## Begin
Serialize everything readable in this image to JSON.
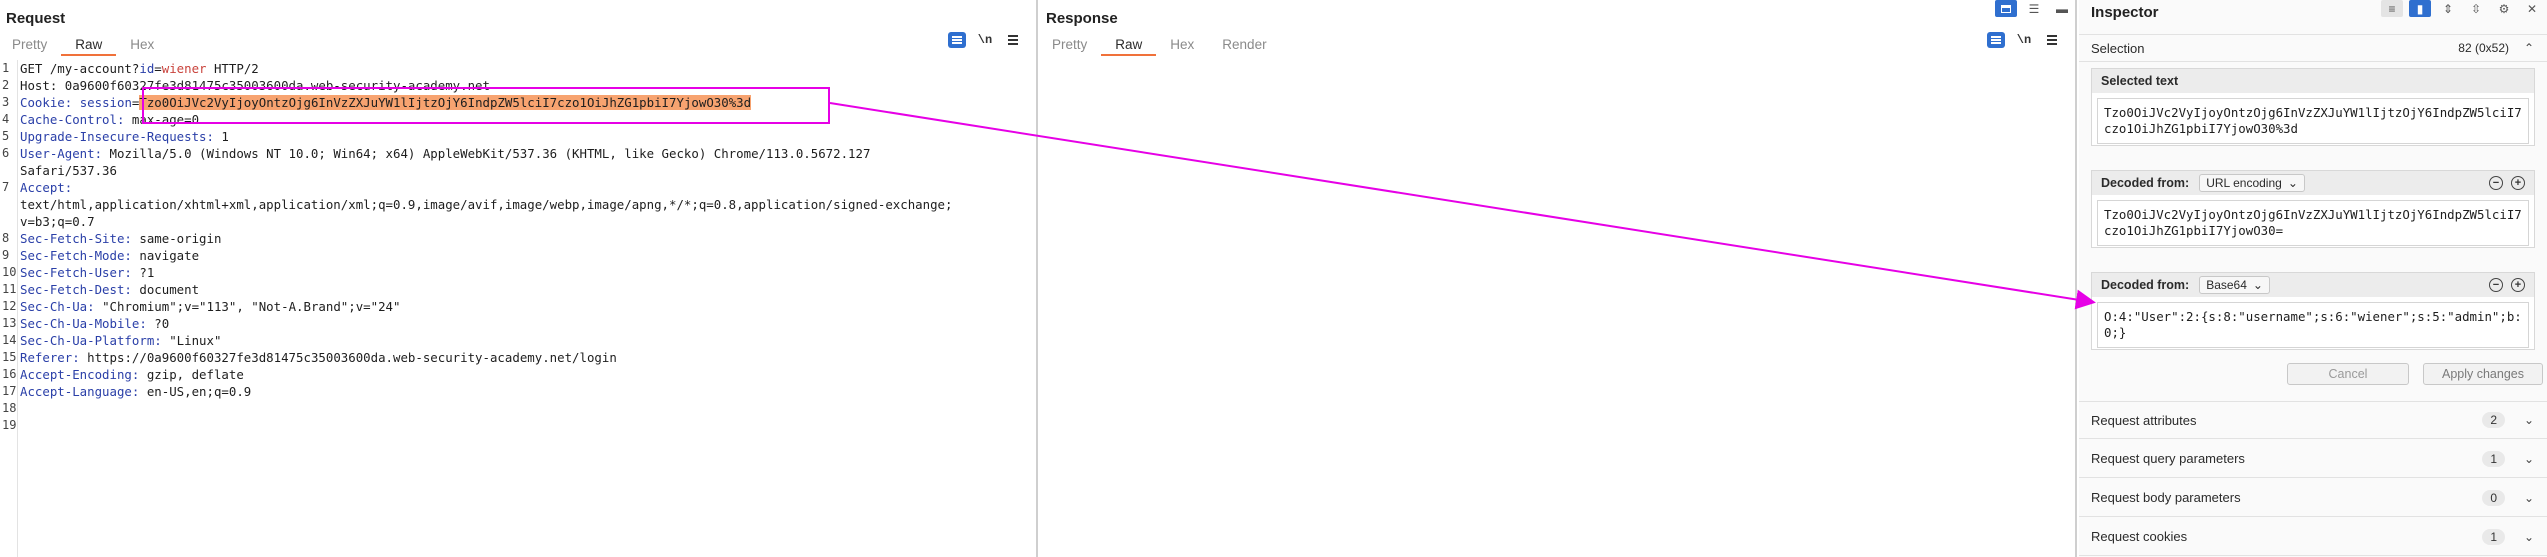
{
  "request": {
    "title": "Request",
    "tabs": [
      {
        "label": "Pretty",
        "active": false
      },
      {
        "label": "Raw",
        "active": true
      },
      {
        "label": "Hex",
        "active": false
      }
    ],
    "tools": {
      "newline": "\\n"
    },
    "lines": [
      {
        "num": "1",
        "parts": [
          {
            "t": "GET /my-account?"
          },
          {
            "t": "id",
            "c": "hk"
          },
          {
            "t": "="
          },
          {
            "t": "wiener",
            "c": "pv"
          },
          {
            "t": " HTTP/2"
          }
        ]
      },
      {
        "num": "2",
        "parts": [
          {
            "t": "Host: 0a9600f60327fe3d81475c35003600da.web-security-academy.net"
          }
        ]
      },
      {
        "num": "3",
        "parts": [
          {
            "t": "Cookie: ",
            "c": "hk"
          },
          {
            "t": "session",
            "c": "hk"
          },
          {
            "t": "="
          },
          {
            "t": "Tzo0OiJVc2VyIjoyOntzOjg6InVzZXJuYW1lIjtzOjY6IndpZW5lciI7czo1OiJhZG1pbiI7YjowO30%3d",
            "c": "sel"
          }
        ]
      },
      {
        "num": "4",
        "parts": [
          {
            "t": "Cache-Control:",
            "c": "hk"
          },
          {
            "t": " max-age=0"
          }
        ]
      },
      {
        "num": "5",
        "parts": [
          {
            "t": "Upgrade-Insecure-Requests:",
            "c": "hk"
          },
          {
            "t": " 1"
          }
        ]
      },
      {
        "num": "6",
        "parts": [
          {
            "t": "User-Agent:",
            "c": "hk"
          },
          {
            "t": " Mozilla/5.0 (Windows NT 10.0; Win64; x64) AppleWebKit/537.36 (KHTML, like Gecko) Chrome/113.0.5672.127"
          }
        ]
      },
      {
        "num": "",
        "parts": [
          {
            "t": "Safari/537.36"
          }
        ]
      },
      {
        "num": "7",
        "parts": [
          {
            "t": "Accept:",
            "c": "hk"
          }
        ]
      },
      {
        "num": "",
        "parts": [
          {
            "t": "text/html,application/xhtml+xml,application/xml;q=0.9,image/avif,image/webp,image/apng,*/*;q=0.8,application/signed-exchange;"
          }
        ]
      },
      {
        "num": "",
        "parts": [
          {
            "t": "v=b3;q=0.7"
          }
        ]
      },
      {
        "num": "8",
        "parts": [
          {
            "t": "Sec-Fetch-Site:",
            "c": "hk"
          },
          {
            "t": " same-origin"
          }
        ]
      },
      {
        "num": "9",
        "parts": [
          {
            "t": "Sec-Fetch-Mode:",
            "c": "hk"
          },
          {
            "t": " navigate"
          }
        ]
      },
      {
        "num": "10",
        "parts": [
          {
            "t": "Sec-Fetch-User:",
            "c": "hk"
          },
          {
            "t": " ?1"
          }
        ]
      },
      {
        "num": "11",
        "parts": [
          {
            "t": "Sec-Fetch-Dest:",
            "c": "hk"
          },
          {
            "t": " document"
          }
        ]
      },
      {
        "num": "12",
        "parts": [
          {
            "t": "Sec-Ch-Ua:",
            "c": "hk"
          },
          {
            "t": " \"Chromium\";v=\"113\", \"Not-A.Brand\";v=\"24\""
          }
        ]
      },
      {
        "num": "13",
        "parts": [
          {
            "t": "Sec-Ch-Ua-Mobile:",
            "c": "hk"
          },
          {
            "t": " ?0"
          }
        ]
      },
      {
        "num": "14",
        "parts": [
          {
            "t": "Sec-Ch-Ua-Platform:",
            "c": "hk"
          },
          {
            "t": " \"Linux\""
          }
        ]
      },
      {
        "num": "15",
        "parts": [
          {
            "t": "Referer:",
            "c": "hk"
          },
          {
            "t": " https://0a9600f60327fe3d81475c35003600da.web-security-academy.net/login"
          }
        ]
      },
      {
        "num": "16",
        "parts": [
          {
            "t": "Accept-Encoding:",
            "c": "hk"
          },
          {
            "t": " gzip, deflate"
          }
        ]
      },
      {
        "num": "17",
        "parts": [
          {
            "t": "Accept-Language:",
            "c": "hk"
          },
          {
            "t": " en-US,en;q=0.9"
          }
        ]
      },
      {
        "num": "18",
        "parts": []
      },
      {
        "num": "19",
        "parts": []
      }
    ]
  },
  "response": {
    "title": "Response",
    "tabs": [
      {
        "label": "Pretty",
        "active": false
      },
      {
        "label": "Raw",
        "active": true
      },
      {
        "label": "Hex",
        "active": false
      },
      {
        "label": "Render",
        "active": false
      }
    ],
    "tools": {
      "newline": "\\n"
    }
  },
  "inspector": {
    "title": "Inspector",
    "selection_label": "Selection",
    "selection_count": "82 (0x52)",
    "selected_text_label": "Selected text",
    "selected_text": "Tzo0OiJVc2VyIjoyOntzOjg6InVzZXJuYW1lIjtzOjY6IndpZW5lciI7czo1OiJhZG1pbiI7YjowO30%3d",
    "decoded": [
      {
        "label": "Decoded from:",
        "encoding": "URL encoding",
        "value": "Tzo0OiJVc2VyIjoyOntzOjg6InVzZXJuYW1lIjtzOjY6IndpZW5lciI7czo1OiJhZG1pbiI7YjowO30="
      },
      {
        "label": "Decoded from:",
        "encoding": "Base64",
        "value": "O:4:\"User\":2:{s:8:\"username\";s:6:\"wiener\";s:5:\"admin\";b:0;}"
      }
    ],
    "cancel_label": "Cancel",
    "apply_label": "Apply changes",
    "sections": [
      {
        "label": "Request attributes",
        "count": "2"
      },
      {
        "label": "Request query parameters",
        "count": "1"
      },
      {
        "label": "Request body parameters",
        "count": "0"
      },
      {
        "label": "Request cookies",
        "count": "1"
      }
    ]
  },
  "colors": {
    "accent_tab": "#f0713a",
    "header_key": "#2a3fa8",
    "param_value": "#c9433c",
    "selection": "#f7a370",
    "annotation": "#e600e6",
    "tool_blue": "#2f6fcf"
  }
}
## End
## Begin
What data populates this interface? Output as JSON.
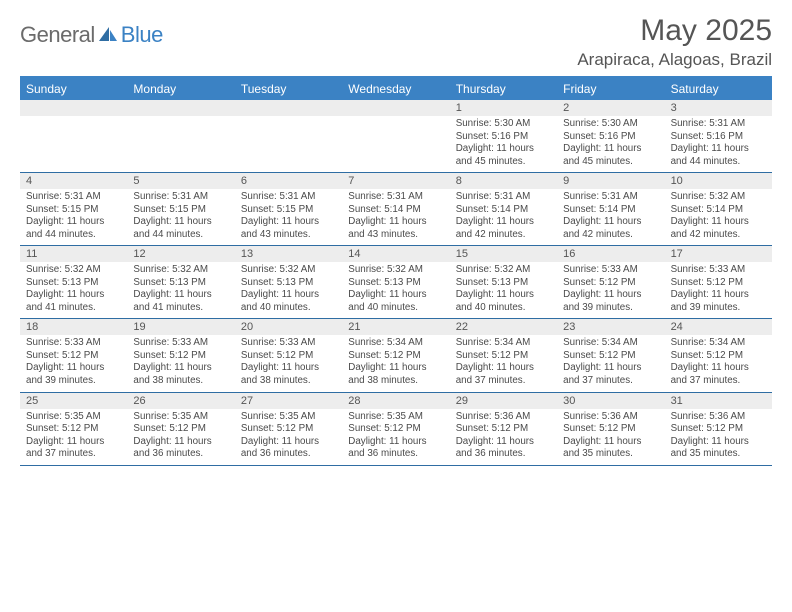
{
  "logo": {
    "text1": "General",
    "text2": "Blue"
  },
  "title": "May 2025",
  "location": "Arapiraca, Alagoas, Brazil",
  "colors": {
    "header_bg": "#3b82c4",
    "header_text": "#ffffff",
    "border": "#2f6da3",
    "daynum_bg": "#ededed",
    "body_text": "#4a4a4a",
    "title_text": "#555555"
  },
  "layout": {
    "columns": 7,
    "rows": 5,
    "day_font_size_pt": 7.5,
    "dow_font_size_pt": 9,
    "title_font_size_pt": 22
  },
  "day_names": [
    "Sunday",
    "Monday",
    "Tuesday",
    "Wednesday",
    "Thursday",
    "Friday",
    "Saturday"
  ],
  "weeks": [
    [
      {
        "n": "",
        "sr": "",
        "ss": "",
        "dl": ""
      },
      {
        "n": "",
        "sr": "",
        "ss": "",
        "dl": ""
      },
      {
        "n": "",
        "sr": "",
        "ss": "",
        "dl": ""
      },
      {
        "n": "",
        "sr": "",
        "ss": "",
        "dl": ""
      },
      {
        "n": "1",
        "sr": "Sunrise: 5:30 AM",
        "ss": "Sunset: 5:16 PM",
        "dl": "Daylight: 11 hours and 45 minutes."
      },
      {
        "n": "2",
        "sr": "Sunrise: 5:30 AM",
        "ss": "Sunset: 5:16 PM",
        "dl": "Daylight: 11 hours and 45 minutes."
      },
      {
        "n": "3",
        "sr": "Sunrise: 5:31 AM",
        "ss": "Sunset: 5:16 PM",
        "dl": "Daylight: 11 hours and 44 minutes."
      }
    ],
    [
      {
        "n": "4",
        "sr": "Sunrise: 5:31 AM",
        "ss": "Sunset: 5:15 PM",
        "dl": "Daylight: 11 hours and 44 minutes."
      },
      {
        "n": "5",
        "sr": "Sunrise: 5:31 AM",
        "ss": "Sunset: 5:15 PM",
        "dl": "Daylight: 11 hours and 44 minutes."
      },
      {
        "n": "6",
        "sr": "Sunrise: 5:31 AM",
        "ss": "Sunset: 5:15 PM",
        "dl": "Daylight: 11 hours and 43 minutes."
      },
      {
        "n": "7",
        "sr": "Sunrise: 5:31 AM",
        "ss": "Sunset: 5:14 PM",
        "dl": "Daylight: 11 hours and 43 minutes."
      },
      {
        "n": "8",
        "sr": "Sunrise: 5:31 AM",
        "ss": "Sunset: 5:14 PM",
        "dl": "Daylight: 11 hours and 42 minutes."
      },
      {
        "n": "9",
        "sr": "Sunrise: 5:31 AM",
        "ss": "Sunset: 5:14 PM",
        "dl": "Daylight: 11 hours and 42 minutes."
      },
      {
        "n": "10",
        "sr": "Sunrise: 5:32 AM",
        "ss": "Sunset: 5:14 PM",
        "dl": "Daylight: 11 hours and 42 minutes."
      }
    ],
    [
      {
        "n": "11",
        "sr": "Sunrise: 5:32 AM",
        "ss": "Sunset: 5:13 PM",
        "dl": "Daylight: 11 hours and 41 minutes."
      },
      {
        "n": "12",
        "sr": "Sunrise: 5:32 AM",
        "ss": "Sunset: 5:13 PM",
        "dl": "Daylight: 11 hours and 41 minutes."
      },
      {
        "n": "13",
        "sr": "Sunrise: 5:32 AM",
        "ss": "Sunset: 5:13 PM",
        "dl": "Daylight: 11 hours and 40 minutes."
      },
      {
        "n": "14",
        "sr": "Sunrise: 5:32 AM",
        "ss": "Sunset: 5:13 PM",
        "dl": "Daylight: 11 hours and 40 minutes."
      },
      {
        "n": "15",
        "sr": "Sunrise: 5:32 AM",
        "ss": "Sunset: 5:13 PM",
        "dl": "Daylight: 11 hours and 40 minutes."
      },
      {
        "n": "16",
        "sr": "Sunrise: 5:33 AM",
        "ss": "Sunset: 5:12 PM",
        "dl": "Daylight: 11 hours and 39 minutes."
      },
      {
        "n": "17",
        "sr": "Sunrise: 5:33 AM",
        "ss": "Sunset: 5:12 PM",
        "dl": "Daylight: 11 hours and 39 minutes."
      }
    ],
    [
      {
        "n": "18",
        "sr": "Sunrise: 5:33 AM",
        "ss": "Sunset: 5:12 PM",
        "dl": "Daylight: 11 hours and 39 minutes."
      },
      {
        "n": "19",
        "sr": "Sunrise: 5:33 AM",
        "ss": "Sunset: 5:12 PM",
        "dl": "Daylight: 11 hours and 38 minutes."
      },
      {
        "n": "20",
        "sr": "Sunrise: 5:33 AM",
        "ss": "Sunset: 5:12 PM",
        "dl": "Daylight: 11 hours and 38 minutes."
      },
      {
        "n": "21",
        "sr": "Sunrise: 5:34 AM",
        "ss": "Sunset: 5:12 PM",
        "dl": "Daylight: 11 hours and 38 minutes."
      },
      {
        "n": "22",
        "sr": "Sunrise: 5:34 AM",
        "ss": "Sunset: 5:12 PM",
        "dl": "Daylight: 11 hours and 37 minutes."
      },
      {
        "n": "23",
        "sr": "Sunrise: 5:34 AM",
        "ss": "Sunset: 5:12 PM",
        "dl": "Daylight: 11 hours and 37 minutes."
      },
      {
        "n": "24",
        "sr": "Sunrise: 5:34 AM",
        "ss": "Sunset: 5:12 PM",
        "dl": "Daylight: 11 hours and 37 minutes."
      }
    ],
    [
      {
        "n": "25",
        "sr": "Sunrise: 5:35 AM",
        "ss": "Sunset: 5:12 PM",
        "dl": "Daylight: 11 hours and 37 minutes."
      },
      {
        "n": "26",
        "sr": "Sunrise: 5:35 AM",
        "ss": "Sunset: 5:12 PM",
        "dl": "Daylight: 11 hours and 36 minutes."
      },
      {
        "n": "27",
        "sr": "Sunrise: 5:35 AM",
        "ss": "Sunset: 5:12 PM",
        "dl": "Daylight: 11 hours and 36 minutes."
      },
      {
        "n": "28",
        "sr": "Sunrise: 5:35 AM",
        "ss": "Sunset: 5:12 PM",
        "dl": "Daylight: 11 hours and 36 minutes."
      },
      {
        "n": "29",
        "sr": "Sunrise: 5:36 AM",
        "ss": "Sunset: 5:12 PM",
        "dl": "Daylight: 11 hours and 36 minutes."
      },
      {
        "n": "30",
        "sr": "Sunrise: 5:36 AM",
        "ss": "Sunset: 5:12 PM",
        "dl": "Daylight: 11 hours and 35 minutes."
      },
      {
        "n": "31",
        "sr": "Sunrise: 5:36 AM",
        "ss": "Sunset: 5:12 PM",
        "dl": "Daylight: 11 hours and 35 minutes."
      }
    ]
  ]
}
## End
- EXERCISE BRIEF -
Find every line that has "parameters" in it, then return those lines.

- SOLVED PROBLEM -
        "label": "Request query parameters",
        "label": "Request body parameters",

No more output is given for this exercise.